** Begin Stored rows **
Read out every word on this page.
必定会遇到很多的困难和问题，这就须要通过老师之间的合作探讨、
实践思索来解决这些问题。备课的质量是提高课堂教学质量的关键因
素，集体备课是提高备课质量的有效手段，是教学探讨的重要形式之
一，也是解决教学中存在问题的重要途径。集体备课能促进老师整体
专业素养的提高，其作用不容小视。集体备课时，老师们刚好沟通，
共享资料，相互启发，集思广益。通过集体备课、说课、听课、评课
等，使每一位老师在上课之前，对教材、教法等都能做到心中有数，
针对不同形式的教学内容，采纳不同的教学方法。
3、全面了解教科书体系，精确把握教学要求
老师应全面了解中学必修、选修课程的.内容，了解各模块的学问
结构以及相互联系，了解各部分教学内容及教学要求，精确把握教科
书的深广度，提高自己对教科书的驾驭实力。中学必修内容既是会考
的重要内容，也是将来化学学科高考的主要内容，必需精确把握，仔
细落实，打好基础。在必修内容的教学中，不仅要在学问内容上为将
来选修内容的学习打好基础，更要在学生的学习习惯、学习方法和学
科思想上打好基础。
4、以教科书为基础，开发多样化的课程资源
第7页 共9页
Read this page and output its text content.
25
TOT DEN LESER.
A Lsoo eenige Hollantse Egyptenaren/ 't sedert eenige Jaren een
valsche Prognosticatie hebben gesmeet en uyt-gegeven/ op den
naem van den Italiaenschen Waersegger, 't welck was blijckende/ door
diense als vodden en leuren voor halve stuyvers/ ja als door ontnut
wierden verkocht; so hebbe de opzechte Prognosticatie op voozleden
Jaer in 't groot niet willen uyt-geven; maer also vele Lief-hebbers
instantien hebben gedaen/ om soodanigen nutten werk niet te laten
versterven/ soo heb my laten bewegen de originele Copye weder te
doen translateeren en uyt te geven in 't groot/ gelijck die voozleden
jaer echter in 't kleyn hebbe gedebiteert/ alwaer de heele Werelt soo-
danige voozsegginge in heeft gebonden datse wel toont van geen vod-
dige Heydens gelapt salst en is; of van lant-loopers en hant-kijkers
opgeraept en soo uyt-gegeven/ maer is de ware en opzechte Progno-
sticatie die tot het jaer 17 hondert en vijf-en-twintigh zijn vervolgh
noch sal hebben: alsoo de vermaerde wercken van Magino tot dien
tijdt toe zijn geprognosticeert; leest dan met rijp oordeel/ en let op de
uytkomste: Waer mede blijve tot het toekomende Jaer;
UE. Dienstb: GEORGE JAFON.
** End Stored rows **
Exercise goal
Return all the lines that contain the string "Prognosticatie".

Output below
valsche Prognosticatie hebben gesmeet en uyt-gegeven/ op den
wierden verkocht; so hebbe de opzechte Prognosticatie op voozleden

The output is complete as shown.